A block of data:
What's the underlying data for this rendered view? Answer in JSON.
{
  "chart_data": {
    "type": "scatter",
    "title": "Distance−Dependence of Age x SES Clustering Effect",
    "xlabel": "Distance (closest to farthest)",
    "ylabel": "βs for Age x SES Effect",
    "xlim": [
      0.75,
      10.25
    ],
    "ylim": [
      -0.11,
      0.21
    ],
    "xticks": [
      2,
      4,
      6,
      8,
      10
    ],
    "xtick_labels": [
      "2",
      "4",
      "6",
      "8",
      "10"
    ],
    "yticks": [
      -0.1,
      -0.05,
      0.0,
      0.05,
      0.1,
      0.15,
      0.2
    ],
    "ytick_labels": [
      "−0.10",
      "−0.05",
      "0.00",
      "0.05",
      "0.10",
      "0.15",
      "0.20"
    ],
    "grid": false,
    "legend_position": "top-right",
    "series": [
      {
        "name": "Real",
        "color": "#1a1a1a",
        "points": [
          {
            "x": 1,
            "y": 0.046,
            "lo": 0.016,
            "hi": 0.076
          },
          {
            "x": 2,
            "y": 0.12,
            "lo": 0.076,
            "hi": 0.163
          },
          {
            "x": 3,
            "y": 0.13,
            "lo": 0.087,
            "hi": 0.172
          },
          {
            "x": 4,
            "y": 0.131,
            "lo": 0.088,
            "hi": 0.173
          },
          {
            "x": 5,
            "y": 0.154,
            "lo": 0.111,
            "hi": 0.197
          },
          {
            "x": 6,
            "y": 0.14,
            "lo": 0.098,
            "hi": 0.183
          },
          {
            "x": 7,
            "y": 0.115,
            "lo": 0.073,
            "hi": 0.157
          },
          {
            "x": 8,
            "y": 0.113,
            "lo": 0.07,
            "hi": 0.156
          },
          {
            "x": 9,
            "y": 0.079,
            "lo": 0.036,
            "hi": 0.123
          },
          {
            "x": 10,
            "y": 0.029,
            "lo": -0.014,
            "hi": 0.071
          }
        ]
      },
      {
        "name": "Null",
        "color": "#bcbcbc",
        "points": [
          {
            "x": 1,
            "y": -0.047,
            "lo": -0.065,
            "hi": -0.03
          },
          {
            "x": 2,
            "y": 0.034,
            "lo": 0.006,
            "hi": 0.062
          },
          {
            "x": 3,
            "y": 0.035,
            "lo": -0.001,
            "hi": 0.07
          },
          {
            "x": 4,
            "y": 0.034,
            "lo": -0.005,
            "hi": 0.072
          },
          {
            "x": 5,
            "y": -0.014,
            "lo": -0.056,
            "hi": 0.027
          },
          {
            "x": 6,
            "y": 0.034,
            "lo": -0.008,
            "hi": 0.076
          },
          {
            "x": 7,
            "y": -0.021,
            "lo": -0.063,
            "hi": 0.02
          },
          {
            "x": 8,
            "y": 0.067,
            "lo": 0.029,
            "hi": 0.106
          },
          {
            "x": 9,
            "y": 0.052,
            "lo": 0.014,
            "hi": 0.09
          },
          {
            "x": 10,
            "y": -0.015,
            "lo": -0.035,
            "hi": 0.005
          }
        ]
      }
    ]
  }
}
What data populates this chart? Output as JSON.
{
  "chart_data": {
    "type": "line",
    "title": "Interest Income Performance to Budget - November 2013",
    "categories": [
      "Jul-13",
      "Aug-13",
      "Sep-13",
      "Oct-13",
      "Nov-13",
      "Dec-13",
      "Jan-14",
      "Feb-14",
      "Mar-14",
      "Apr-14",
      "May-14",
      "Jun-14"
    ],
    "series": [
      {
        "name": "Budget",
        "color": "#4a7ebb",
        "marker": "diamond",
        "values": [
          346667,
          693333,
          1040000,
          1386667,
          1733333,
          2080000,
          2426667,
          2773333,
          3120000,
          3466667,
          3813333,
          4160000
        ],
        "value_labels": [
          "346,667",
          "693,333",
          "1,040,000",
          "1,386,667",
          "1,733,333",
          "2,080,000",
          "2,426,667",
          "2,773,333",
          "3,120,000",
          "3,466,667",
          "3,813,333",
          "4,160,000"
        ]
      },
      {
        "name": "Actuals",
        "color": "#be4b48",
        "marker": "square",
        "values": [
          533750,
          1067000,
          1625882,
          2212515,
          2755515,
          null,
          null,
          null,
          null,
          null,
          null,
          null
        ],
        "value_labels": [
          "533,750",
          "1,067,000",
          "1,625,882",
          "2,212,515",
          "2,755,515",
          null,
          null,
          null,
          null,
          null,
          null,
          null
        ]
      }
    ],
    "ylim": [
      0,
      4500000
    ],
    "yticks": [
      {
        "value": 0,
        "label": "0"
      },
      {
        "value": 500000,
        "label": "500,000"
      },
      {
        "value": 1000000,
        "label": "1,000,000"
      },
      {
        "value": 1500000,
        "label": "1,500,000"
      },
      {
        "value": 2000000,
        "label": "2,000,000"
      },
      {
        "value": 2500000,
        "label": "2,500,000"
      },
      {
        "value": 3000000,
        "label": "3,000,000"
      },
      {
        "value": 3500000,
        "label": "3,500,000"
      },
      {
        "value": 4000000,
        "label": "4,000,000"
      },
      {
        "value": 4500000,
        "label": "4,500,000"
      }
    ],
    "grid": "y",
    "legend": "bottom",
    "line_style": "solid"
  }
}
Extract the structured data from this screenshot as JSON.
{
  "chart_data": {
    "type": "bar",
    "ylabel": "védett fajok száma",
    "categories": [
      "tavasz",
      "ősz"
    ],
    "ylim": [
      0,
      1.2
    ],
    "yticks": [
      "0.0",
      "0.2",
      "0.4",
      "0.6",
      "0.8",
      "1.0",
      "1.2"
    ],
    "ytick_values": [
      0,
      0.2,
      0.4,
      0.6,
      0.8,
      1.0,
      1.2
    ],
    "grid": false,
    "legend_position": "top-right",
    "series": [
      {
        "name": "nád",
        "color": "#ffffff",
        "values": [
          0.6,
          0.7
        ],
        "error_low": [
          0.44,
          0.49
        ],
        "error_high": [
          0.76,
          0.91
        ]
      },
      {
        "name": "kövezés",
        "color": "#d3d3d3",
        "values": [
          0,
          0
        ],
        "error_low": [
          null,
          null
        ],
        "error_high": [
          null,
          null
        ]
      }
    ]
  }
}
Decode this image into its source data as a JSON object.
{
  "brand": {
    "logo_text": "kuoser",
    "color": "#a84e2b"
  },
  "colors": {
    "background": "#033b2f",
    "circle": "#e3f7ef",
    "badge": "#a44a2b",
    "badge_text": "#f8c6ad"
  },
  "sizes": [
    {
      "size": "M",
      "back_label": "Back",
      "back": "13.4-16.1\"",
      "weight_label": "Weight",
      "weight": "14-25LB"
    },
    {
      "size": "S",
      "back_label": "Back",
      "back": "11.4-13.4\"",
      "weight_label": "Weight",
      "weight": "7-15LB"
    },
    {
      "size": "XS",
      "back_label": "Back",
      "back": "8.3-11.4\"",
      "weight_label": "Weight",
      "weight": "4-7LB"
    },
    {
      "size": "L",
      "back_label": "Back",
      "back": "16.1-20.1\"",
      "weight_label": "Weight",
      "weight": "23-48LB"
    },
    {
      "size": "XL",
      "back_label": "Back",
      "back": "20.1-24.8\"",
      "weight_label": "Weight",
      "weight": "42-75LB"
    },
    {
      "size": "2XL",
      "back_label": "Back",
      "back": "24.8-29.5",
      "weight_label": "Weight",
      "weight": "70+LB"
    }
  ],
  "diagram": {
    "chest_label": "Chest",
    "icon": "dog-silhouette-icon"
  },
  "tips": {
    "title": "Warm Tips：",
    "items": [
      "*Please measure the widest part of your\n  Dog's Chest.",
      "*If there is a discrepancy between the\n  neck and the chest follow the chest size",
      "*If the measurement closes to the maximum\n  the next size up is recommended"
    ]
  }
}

PROBLEM STATEMENT:
Write an exact transcription of every entry above.

COMPLETE OUTPUT:
What's the underlying data for this rendered view? Answer in JSON.
{
  "chart_data": {
    "type": "scatter",
    "title": "Distance−Dependence of Age x SES Clustering Effect",
    "xlabel": "Distance (closest to farthest)",
    "ylabel": "βs for Age x SES Effect",
    "xlim": [
      0.75,
      10.25
    ],
    "ylim": [
      -0.11,
      0.21
    ],
    "xticks": [
      2,
      4,
      6,
      8,
      10
    ],
    "xtick_labels": [
      "2",
      "4",
      "6",
      "8",
      "10"
    ],
    "yticks": [
      -0.1,
      -0.05,
      0.0,
      0.05,
      0.1,
      0.15,
      0.2
    ],
    "ytick_labels": [
      "−0.10",
      "−0.05",
      "0.00",
      "0.05",
      "0.10",
      "0.15",
      "0.20"
    ],
    "grid": false,
    "legend_position": "top-right",
    "series": [
      {
        "name": "Real",
        "color": "#1a1a1a",
        "points": [
          {
            "x": 1,
            "y": 0.046,
            "lo": 0.016,
            "hi": 0.076
          },
          {
            "x": 2,
            "y": 0.12,
            "lo": 0.076,
            "hi": 0.163
          },
          {
            "x": 3,
            "y": 0.13,
            "lo": 0.087,
            "hi": 0.172
          },
          {
            "x": 4,
            "y": 0.131,
            "lo": 0.088,
            "hi": 0.173
          },
          {
            "x": 5,
            "y": 0.154,
            "lo": 0.111,
            "hi": 0.197
          },
          {
            "x": 6,
            "y": 0.14,
            "lo": 0.098,
            "hi": 0.183
          },
          {
            "x": 7,
            "y": 0.115,
            "lo": 0.073,
            "hi": 0.157
          },
          {
            "x": 8,
            "y": 0.113,
            "lo": 0.07,
            "hi": 0.156
          },
          {
            "x": 9,
            "y": 0.079,
            "lo": 0.036,
            "hi": 0.123
          },
          {
            "x": 10,
            "y": 0.029,
            "lo": -0.014,
            "hi": 0.071
          }
        ]
      },
      {
        "name": "Null",
        "color": "#bcbcbc",
        "points": [
          {
            "x": 1,
            "y": -0.047,
            "lo": -0.065,
            "hi": -0.03
          },
          {
            "x": 2,
            "y": 0.034,
            "lo": 0.006,
            "hi": 0.062
          },
          {
            "x": 3,
            "y": 0.035,
            "lo": -0.001,
            "hi": 0.07
          },
          {
            "x": 4,
            "y": 0.034,
            "lo": -0.005,
            "hi": 0.072
          },
          {
            "x": 5,
            "y": -0.014,
            "lo": -0.056,
            "hi": 0.027
          },
          {
            "x": 6,
            "y": 0.034,
            "lo": -0.008,
            "hi": 0.076
          },
          {
            "x": 7,
            "y": -0.021,
            "lo": -0.063,
            "hi": 0.02
          },
          {
            "x": 8,
            "y": 0.067,
            "lo": 0.029,
            "hi": 0.106
          },
          {
            "x": 9,
            "y": 0.052,
            "lo": 0.014,
            "hi": 0.09
          },
          {
            "x": 10,
            "y": -0.015,
            "lo": -0.035,
            "hi": 0.005
          }
        ]
      }
    ]
  }
}
What data populates this chart? Output as JSON.
{
  "chart_data": {
    "type": "line",
    "title": "Interest Income Performance to Budget - November 2013",
    "categories": [
      "Jul-13",
      "Aug-13",
      "Sep-13",
      "Oct-13",
      "Nov-13",
      "Dec-13",
      "Jan-14",
      "Feb-14",
      "Mar-14",
      "Apr-14",
      "May-14",
      "Jun-14"
    ],
    "series": [
      {
        "name": "Budget",
        "color": "#4a7ebb",
        "marker": "diamond",
        "values": [
          346667,
          693333,
          1040000,
          1386667,
          1733333,
          2080000,
          2426667,
          2773333,
          3120000,
          3466667,
          3813333,
          4160000
        ],
        "value_labels": [
          "346,667",
          "693,333",
          "1,040,000",
          "1,386,667",
          "1,733,333",
          "2,080,000",
          "2,426,667",
          "2,773,333",
          "3,120,000",
          "3,466,667",
          "3,813,333",
          "4,160,000"
        ]
      },
      {
        "name": "Actuals",
        "color": "#be4b48",
        "marker": "square",
        "values": [
          533750,
          1067000,
          1625882,
          2212515,
          2755515,
          null,
          null,
          null,
          null,
          null,
          null,
          null
        ],
        "value_labels": [
          "533,750",
          "1,067,000",
          "1,625,882",
          "2,212,515",
          "2,755,515",
          null,
          null,
          null,
          null,
          null,
          null,
          null
        ]
      }
    ],
    "ylim": [
      0,
      4500000
    ],
    "yticks": [
      {
        "value": 0,
        "label": "0"
      },
      {
        "value": 500000,
        "label": "500,000"
      },
      {
        "value": 1000000,
        "label": "1,000,000"
      },
      {
        "value": 1500000,
        "label": "1,500,000"
      },
      {
        "value": 2000000,
        "label": "2,000,000"
      },
      {
        "value": 2500000,
        "label": "2,500,000"
      },
      {
        "value": 3000000,
        "label": "3,000,000"
      },
      {
        "value": 3500000,
        "label": "3,500,000"
      },
      {
        "value": 4000000,
        "label": "4,000,000"
      },
      {
        "value": 4500000,
        "label": "4,500,000"
      }
    ],
    "grid": "y",
    "legend": "bottom",
    "line_style": "solid"
  }
}
Extract the structured data from this screenshot as JSON.
{
  "chart_data": {
    "type": "bar",
    "ylabel": "védett fajok száma",
    "categories": [
      "tavasz",
      "ősz"
    ],
    "ylim": [
      0,
      1.2
    ],
    "yticks": [
      "0.0",
      "0.2",
      "0.4",
      "0.6",
      "0.8",
      "1.0",
      "1.2"
    ],
    "ytick_values": [
      0,
      0.2,
      0.4,
      0.6,
      0.8,
      1.0,
      1.2
    ],
    "grid": false,
    "legend_position": "top-right",
    "series": [
      {
        "name": "nád",
        "color": "#ffffff",
        "values": [
          0.6,
          0.7
        ],
        "error_low": [
          0.44,
          0.49
        ],
        "error_high": [
          0.76,
          0.91
        ]
      },
      {
        "name": "kövezés",
        "color": "#d3d3d3",
        "values": [
          0,
          0
        ],
        "error_low": [
          null,
          null
        ],
        "error_high": [
          null,
          null
        ]
      }
    ]
  }
}
Decode this image into its source data as a JSON object.
{
  "brand": {
    "logo_text": "kuoser",
    "color": "#a84e2b"
  },
  "colors": {
    "background": "#033b2f",
    "circle": "#e3f7ef",
    "badge": "#a44a2b",
    "badge_text": "#f8c6ad"
  },
  "sizes": [
    {
      "size": "M",
      "back_label": "Back",
      "back": "13.4-16.1\"",
      "weight_label": "Weight",
      "weight": "14-25LB"
    },
    {
      "size": "S",
      "back_label": "Back",
      "back": "11.4-13.4\"",
      "weight_label": "Weight",
      "weight": "7-15LB"
    },
    {
      "size": "XS",
      "back_label": "Back",
      "back": "8.3-11.4\"",
      "weight_label": "Weight",
      "weight": "4-7LB"
    },
    {
      "size": "L",
      "back_label": "Back",
      "back": "16.1-20.1\"",
      "weight_label": "Weight",
      "weight": "23-48LB"
    },
    {
      "size": "XL",
      "back_label": "Back",
      "back": "20.1-24.8\"",
      "weight_label": "Weight",
      "weight": "42-75LB"
    },
    {
      "size": "2XL",
      "back_label": "Back",
      "back": "24.8-29.5",
      "weight_label": "Weight",
      "weight": "70+LB"
    }
  ],
  "diagram": {
    "chest_label": "Chest",
    "icon": "dog-silhouette-icon"
  },
  "tips": {
    "title": "Warm Tips：",
    "items": [
      "*Please measure the widest part of your\n  Dog's Chest.",
      "*If there is a discrepancy between the\n  neck and the chest follow the chest size",
      "*If the measurement closes to the maximum\n  the next size up is recommended"
    ]
  }
}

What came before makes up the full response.